Leave out the pictures and copy each record below exactly.

-------------------------

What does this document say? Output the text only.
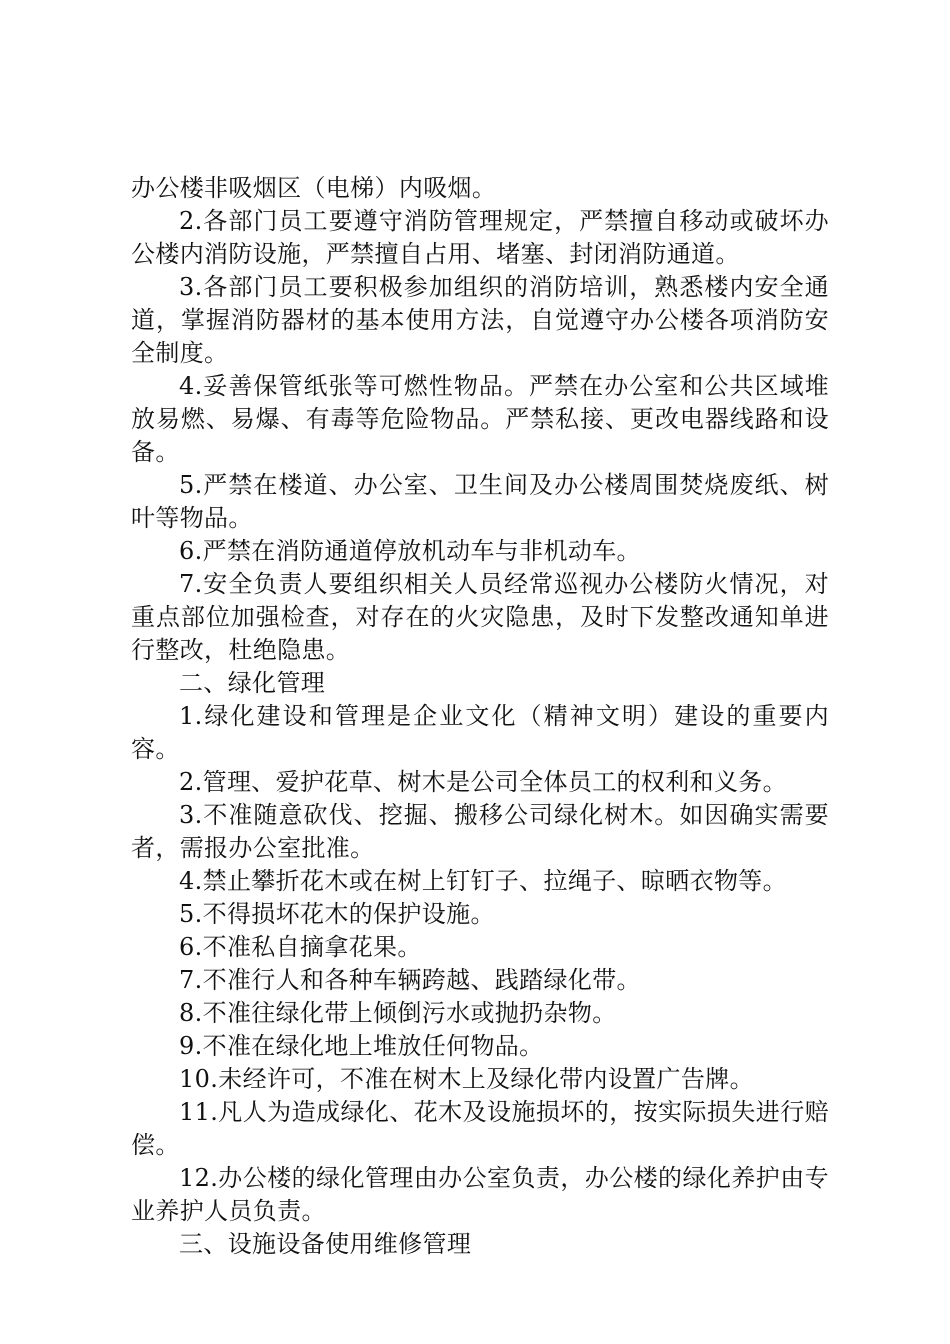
办公楼非吸烟区（电梯）内吸烟。

2.各部门员工要遵守消防管理规定，严禁擅自移动或破坏办公楼内消防设施，严禁擅自占用、堵塞、封闭消防通道。

3.各部门员工要积极参加组织的消防培训，熟悉楼内安全通道，掌握消防器材的基本使用方法，自觉遵守办公楼各项消防安全制度。

4.妥善保管纸张等可燃性物品。严禁在办公室和公共区域堆放易燃、易爆、有毒等危险物品。严禁私接、更改电器线路和设备。

5.严禁在楼道、办公室、卫生间及办公楼周围焚烧废纸、树叶等物品。

6.严禁在消防通道停放机动车与非机动车。

7.安全负责人要组织相关人员经常巡视办公楼防火情况，对重点部位加强检查，对存在的火灾隐患，及时下发整改通知单进行整改，杜绝隐患。

二、绿化管理

1.绿化建设和管理是企业文化（精神文明）建设的重要内容。

2.管理、爱护花草、树木是公司全体员工的权利和义务。

3.不准随意砍伐、挖掘、搬移公司绿化树木。如因确实需要者，需报办公室批准。

4.禁止攀折花木或在树上钉钉子、拉绳子、晾晒衣物等。

5.不得损坏花木的保护设施。

6.不准私自摘拿花果。

7.不准行人和各种车辆跨越、践踏绿化带。

8.不准往绿化带上倾倒污水或抛扔杂物。

9.不准在绿化地上堆放任何物品。

10.未经许可，不准在树木上及绿化带内设置广告牌。

11.凡人为造成绿化、花木及设施损坏的，按实际损失进行赔偿。

12.办公楼的绿化管理由办公室负责，办公楼的绿化养护由专业养护人员负责。

三、设施设备使用维修管理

-------------------------

_Right answer_
What does this document say? Output the text only.
办公楼非吸烟区（电梯）内吸烟。

2.各部门员工要遵守消防管理规定，严禁擅自移动或破坏办公楼内消防设施，严禁擅自占用、堵塞、封闭消防通道。

3.各部门员工要积极参加组织的消防培训，熟悉楼内安全通道，掌握消防器材的基本使用方法，自觉遵守办公楼各项消防安全制度。

4.妥善保管纸张等可燃性物品。严禁在办公室和公共区域堆放易燃、易爆、有毒等危险物品。严禁私接、更改电器线路和设备。

5.严禁在楼道、办公室、卫生间及办公楼周围焚烧废纸、树叶等物品。

6.严禁在消防通道停放机动车与非机动车。

7.安全负责人要组织相关人员经常巡视办公楼防火情况，对重点部位加强检查，对存在的火灾隐患，及时下发整改通知单进行整改，杜绝隐患。

二、绿化管理

1.绿化建设和管理是企业文化（精神文明）建设的重要内容。

2.管理、爱护花草、树木是公司全体员工的权利和义务。

3.不准随意砍伐、挖掘、搬移公司绿化树木。如因确实需要者，需报办公室批准。

4.禁止攀折花木或在树上钉钉子、拉绳子、晾晒衣物等。

5.不得损坏花木的保护设施。

6.不准私自摘拿花果。

7.不准行人和各种车辆跨越、践踏绿化带。

8.不准往绿化带上倾倒污水或抛扔杂物。

9.不准在绿化地上堆放任何物品。

10.未经许可，不准在树木上及绿化带内设置广告牌。

11.凡人为造成绿化、花木及设施损坏的，按实际损失进行赔偿。

12.办公楼的绿化管理由办公室负责，办公楼的绿化养护由专业养护人员负责。

三、设施设备使用维修管理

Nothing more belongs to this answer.